-- Start --

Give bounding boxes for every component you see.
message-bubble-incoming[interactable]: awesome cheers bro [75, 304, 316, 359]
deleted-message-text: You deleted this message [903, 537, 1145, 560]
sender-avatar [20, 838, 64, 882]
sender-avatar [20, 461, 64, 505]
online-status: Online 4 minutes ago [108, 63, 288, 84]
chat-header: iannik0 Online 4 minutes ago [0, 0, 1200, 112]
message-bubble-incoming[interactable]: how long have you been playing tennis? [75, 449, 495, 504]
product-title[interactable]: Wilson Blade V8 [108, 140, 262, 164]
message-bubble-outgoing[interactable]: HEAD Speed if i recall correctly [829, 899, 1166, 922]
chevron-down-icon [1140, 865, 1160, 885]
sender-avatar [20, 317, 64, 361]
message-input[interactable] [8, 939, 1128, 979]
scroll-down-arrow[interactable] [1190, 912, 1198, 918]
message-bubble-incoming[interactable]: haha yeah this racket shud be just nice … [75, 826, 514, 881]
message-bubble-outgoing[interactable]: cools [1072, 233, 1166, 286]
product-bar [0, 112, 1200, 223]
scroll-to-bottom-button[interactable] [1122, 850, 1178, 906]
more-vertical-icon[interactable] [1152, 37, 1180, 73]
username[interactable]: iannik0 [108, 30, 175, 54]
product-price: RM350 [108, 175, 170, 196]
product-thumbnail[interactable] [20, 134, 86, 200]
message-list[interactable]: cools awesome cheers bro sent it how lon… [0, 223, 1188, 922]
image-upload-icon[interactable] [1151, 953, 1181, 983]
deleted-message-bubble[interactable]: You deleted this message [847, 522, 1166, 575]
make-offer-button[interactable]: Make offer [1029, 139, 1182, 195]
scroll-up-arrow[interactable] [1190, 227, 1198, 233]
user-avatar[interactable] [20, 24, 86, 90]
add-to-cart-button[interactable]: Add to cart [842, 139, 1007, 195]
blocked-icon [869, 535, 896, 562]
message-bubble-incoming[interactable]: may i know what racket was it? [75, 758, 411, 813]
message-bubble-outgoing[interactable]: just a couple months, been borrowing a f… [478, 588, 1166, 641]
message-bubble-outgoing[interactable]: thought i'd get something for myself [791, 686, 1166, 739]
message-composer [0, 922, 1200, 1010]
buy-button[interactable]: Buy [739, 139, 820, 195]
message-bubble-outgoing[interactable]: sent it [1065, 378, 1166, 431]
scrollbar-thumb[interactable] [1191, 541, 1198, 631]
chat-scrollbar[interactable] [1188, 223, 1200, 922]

-- End --

### WRITTEN TASK
Return the records word for word, beginning at the first line and stopping after the line that contains "online-status: Online 4".

### FINAL ANSWER
Give bounding boxes for every component you see.
message-bubble-incoming[interactable]: awesome cheers bro [75, 304, 316, 359]
deleted-message-text: You deleted this message [903, 537, 1145, 560]
sender-avatar [20, 838, 64, 882]
sender-avatar [20, 461, 64, 505]
online-status: Online 4 minutes ago [108, 63, 288, 84]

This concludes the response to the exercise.